WHAT THE TASK ASKS: Going through the entries below, find how many lines hold "Estado", then give that number alone.
*** DATA TO EXAMINE ***
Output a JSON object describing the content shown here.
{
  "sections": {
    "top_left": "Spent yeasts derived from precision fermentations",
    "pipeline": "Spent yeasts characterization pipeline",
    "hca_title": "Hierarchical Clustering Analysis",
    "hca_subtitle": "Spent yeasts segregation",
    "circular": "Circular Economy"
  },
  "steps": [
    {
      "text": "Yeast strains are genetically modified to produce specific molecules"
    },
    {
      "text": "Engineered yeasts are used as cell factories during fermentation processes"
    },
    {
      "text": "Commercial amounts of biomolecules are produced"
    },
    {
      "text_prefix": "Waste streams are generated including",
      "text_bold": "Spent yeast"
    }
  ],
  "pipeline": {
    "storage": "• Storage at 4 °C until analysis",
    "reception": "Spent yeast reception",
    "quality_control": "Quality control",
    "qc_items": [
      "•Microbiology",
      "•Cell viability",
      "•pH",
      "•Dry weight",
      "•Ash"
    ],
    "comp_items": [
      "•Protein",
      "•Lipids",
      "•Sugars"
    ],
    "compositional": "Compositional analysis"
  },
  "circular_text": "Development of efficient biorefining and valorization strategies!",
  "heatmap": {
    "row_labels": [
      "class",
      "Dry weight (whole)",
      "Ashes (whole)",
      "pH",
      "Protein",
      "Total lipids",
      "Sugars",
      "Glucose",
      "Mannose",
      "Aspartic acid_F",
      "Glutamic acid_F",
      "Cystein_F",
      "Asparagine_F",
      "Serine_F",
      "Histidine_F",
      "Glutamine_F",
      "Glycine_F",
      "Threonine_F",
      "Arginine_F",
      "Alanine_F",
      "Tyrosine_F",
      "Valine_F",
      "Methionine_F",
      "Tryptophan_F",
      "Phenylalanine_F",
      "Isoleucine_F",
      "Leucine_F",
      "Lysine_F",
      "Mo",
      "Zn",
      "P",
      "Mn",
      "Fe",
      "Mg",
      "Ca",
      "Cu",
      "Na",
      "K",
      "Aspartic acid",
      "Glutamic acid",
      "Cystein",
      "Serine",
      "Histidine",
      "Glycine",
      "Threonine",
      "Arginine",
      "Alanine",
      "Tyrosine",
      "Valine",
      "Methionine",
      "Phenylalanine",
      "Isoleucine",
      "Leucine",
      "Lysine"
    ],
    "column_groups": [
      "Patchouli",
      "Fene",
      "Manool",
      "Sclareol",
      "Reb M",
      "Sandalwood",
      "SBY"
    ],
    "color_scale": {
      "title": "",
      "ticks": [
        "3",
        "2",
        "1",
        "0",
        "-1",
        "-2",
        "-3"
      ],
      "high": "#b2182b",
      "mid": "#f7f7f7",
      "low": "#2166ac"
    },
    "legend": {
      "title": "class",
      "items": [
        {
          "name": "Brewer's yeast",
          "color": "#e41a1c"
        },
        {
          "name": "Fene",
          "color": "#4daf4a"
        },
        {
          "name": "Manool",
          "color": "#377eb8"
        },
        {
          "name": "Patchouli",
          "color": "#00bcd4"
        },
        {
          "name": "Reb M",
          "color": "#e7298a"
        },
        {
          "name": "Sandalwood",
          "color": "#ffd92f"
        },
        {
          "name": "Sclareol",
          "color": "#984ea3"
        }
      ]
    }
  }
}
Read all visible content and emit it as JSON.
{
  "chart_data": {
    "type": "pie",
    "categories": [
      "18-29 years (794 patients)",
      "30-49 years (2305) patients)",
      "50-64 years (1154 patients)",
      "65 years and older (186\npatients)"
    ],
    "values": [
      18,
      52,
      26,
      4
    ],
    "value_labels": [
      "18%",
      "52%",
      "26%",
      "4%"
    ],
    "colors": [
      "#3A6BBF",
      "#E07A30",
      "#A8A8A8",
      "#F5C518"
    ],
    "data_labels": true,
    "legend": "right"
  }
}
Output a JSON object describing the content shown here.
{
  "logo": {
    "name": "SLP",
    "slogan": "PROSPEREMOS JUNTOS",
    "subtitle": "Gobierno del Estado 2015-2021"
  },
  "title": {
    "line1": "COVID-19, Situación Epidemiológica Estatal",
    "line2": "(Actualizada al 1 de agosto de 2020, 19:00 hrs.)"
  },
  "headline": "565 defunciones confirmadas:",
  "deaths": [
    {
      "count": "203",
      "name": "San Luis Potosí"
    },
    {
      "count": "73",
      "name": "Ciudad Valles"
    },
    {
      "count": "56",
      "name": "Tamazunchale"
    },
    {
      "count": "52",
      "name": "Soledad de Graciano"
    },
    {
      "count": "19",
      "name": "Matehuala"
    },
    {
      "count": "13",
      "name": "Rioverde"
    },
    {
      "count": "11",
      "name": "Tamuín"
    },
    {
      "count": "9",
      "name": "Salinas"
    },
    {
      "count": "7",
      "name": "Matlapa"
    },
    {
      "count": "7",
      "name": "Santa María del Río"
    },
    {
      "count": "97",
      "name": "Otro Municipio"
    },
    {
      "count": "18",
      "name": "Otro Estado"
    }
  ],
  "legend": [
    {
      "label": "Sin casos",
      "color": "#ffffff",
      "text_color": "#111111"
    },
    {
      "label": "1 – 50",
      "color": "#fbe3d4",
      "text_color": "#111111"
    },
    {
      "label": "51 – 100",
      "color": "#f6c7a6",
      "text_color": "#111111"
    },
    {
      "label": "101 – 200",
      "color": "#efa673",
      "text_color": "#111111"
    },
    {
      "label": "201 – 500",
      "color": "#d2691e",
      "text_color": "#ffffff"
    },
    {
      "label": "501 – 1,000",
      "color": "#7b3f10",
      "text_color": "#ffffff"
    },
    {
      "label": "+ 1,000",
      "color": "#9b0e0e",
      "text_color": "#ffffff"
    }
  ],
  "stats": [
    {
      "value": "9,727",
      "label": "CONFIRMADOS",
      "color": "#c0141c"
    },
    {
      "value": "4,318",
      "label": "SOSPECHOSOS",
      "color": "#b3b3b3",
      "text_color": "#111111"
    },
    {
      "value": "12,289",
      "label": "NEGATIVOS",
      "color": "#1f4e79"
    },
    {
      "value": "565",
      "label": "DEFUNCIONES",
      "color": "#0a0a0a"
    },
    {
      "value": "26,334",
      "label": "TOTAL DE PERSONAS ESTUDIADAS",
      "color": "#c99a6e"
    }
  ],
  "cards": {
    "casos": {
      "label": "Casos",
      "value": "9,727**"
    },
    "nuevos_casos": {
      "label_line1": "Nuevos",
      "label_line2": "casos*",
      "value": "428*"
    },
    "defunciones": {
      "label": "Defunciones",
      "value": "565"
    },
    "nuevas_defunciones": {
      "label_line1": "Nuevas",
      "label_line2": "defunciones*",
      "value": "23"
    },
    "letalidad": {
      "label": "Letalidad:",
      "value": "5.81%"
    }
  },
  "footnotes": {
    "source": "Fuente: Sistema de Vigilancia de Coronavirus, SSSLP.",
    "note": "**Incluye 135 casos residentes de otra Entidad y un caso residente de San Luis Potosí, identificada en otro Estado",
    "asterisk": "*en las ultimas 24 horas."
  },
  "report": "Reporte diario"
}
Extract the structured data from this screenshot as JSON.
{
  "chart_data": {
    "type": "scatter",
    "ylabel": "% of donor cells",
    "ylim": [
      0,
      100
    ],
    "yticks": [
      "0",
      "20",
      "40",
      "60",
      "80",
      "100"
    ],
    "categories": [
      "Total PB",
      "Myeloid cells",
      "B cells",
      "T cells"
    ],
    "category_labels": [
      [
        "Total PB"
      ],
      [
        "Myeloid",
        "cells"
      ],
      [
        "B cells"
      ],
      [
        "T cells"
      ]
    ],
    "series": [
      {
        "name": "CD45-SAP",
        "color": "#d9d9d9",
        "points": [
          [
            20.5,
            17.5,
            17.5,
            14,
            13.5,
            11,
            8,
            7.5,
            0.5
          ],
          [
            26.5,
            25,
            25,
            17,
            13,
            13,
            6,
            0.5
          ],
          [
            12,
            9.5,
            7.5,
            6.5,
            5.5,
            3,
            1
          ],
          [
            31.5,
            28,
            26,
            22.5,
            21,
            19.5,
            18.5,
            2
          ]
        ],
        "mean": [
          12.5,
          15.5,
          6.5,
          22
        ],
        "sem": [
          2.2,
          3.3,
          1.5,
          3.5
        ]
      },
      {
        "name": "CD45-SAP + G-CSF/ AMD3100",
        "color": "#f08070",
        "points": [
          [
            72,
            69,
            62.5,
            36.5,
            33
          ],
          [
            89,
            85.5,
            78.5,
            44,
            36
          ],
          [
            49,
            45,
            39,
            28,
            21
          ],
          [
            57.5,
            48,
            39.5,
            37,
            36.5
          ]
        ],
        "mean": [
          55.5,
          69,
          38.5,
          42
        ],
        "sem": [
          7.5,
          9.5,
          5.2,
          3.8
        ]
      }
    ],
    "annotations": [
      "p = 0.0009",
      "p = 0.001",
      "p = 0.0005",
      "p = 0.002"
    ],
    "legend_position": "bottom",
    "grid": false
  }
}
*** End of DATA TO EXAMINE ***
TASK ANSWER: 3